§ **Preguntas**:
• A. Copia el pasaje del texto base que empieza con "Finalmente decidieron pasar" y sigue hasta "encuentren en situación de calle.", reemplazando "frazadas" por "mantas".
• B. Según el texto base, ¿cuánto tiempo estuvieron en el Centro de Inclusión Social?
• C. Enumera todos los porcentajes que aparecen en el texto base.

§ **Texto base**:
◆ ◆ ◆ ◆ ◆

Finalmente decidieron pasar los días, las tardes y las noches en el Parque Santojanni, que estaba a unas cuadras de la pensión de la que escaparon. “Yo le dije a mi mamá que no importaba a dónde pero teníamos que irnos de ahí porque era muy peligroso”, recuerda. Lo único que tenían para dormir eran unas cuantas frazadas y unos aislantes que Gabriela había rescatado cuando vio que estaban a punto de desecharlos en el Hospital Santojanni.
“Sabíamos que no podíamos seguir en la calle pero no sabíamos a dónde ir y un chico de una parroquia se nos acercó y nos sugirió que llamáramos al 108 del Gobierno porteño”, cuenta Gabriela. La línea brinda asistencia social inmediata a las personas que se encuentren en situación de calle.
Con un teléfono que les prestó un guardia de seguridad del hospital, llamaron y consiguieron quedarse en un Centro de Inclusión Social (CIS), los espacios que tiene el Gobierno de la Ciudad para asistir a las personas en situación de calle. Ahí estuvieron ocho meses. “La primera semana en el parador estábamos exhaustos y ni siquiera queríamos comer, lo único que hacíamos era dormir todo el día”, explica.
La historia de Maximiliano y la de su familia no es un hecho aislado: este año, la cantidad de personas en situación de calle aumentó un 34% en la ciudad de Buenos Aires en relación a 2022: de 2611 personas que estaban en esa situación se pasó a 3511, según datos oficiales del Gobierno porteño. Y ocurre en un contexto en donde la pobreza ya afecta al 40% de las personas del país y la indigencia al 10% de la población.

◆ ◆ ◆ ◆ ◆

§ **Registros**:

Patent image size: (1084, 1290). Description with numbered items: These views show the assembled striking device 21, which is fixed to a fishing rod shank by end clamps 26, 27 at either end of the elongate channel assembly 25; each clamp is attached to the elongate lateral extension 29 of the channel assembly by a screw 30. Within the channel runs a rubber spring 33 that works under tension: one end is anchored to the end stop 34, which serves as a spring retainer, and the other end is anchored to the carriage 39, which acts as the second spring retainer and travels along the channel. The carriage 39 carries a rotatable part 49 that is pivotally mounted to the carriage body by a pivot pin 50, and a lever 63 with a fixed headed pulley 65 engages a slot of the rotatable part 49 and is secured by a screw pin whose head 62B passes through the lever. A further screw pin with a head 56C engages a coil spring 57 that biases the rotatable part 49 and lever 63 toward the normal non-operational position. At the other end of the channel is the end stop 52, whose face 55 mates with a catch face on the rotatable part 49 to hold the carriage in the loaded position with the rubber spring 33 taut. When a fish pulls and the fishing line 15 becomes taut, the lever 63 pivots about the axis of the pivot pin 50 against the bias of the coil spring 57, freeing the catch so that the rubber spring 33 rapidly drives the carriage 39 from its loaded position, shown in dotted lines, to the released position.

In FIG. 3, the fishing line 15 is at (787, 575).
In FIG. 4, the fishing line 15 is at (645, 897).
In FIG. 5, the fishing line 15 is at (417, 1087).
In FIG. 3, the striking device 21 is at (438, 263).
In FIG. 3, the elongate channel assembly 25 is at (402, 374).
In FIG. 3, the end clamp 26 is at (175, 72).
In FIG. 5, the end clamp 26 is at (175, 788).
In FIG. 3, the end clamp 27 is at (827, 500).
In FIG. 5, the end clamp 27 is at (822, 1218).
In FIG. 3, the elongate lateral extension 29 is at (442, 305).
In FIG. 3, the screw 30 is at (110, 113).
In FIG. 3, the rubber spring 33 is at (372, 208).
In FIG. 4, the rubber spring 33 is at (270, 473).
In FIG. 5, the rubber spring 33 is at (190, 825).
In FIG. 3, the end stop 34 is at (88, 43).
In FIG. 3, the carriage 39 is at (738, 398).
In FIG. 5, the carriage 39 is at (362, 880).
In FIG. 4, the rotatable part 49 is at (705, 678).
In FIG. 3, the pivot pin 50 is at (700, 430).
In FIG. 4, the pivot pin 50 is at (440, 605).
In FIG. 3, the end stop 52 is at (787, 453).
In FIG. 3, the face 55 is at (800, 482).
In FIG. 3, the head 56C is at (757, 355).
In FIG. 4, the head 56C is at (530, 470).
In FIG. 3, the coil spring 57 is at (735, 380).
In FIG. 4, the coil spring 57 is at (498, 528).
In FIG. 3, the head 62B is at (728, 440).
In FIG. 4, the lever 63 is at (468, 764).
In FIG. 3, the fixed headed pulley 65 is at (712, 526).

◆ ◆ ◆ ◆ ◆

§ **Respuestas en orden**:
• A.
Finalmente decidieron pasar los días, las tardes y las noches en el Parque Santojanni, que estaba a unas cuadras de la pensión de la que escaparon. “Yo le dije a mi mamá que no importaba a dónde pero teníamos que irnos de ahí porque era muy peligroso”, recuerda. Lo único que tenían para dormir eran unas cuantas mantas y unos aislantes que Gabriela había rescatado cuando vio que estaban a punto de desecharlos en el Hospital Santojanni.
“Sabíamos que no podíamos seguir en la calle pero no sabíamos a dónde ir y un chico de una parroquia se nos acercó y nos sugirió que llamáramos al 108 del Gobierno porteño”, cuenta Gabriela. La línea brinda asistencia social inmediata a las personas que se encuentren en situación de calle.

• B. Ocho meses.

• C. 34%, 40%, 10%